====== Given entries

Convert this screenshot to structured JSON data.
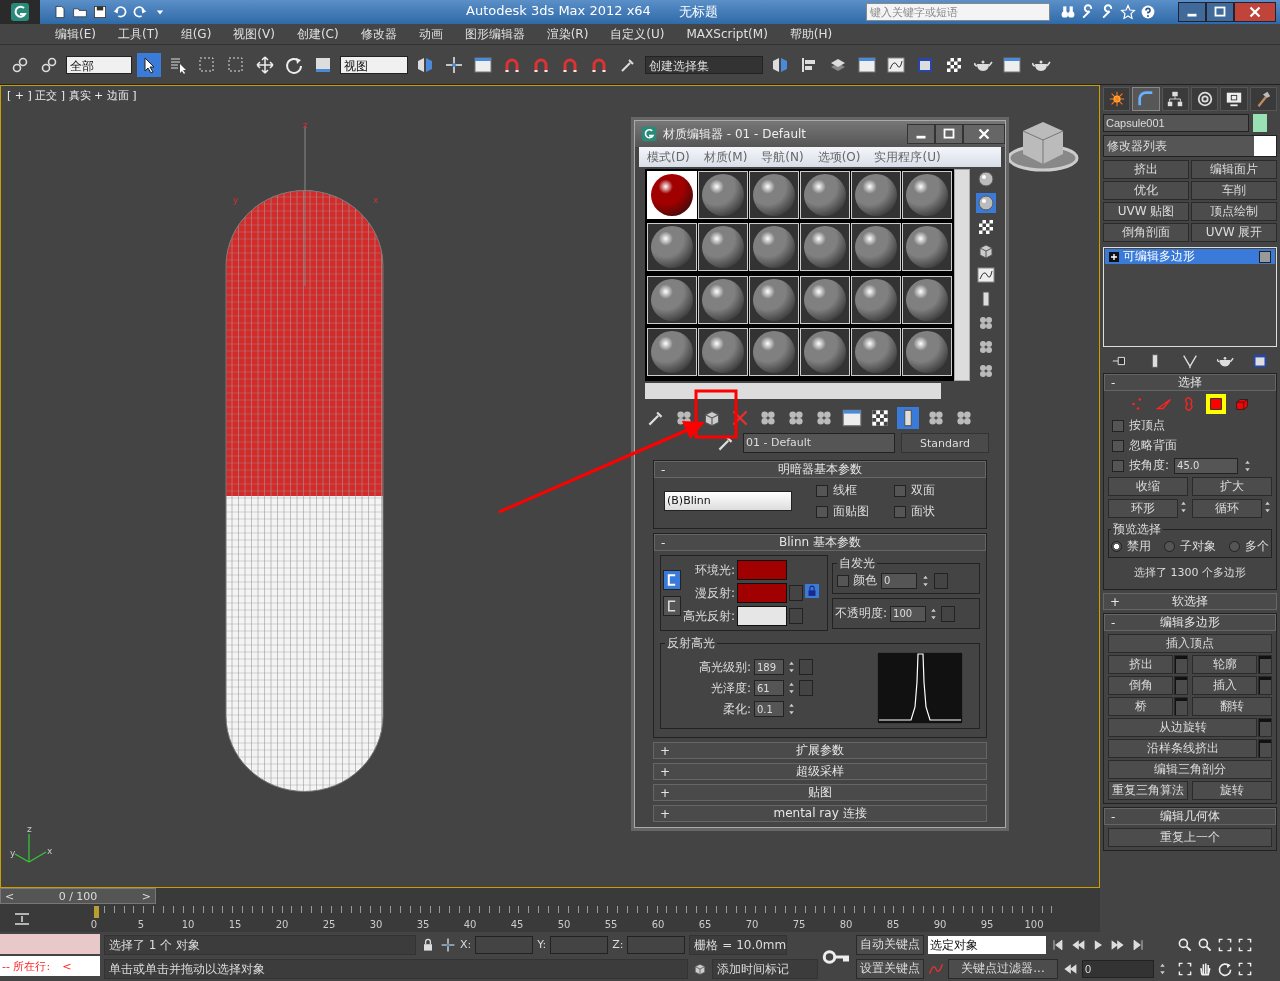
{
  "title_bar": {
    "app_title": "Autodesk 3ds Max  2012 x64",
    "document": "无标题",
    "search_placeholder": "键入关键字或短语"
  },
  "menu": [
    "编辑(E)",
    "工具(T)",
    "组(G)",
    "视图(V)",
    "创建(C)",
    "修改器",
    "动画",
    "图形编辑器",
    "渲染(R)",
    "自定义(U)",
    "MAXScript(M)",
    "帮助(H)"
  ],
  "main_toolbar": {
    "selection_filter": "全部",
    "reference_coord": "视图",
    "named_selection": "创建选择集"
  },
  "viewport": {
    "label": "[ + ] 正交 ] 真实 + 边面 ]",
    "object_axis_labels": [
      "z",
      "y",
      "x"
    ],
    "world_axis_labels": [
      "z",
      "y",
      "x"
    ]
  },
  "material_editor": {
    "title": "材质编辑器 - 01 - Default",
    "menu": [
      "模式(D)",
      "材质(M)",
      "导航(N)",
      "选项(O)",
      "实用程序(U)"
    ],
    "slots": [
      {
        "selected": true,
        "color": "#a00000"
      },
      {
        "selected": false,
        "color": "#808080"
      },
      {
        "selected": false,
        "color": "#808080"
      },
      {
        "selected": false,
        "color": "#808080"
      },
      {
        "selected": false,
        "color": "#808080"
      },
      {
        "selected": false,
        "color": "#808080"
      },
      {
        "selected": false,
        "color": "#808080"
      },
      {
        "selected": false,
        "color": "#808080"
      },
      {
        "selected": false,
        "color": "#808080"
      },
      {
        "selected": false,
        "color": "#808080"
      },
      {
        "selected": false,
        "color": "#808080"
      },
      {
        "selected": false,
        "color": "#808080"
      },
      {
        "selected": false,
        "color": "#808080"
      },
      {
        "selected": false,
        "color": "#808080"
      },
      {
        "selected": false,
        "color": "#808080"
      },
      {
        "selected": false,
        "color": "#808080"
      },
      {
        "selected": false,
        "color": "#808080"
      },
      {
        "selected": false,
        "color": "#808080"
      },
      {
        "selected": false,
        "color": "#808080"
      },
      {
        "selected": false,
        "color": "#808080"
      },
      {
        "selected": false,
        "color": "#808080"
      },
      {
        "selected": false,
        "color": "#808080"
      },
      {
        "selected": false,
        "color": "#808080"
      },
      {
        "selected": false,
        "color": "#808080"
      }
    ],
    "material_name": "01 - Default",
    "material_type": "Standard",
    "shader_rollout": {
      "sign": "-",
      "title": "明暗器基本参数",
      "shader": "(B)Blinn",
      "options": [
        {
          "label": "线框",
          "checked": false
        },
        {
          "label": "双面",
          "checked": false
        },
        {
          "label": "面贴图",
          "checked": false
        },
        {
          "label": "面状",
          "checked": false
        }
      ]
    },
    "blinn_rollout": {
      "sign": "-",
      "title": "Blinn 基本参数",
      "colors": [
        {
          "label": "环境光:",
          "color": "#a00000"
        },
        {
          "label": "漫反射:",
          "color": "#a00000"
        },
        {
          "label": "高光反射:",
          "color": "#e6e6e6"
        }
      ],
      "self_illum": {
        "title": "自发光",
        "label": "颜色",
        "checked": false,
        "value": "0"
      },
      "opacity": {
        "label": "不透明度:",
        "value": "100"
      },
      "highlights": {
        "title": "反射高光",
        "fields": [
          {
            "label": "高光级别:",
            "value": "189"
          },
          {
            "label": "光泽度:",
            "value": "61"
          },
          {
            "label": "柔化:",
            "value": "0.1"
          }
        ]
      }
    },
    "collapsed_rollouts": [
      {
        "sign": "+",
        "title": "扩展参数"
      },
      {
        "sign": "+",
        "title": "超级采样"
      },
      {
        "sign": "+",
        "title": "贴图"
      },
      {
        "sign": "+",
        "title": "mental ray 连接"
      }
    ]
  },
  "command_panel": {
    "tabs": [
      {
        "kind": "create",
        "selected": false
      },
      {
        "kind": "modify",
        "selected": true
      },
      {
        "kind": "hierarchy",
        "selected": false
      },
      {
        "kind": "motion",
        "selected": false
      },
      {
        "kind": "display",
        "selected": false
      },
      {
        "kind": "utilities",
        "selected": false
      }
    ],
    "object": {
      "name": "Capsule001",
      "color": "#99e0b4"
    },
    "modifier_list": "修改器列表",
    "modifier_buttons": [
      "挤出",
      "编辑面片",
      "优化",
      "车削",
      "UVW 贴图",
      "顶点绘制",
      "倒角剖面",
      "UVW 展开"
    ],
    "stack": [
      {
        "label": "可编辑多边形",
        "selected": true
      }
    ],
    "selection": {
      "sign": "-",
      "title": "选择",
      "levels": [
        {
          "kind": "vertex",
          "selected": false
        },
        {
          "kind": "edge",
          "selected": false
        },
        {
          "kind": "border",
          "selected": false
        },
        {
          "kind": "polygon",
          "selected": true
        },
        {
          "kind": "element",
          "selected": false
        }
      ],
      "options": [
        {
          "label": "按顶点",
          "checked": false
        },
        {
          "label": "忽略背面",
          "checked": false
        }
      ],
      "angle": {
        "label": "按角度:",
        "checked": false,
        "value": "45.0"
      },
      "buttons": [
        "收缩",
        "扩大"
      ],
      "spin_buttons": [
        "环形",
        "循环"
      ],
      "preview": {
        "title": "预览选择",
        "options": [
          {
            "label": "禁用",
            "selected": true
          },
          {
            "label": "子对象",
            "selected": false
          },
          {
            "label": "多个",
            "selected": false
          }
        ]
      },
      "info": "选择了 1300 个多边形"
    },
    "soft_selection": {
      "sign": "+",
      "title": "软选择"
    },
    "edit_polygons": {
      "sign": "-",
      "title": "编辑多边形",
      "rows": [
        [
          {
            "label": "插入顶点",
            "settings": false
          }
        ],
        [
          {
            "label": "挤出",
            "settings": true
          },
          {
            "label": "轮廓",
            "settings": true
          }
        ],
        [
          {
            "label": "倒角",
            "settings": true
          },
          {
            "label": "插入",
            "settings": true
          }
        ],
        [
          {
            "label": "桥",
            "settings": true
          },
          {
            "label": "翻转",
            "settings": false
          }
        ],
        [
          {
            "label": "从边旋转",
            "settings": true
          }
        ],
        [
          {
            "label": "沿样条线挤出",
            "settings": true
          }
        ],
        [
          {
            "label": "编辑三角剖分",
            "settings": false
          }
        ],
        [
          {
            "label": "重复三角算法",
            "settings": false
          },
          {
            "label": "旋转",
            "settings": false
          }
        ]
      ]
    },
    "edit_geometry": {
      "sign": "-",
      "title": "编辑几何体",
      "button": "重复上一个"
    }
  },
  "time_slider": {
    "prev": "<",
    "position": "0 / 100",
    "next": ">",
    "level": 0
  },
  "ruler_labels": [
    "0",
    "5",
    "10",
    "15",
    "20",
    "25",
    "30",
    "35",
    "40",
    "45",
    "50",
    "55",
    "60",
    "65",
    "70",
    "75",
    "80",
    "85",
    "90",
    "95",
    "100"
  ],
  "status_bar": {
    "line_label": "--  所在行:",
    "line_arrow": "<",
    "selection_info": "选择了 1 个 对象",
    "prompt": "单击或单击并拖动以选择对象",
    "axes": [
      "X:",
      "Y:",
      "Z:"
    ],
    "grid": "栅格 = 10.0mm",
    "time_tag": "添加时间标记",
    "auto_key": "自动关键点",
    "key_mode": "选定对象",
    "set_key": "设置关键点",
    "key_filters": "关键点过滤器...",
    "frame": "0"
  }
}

============

▸ Challenge
Only the number is needed here: how many lines of the records contain "value"?

▸ Output of the exercise
6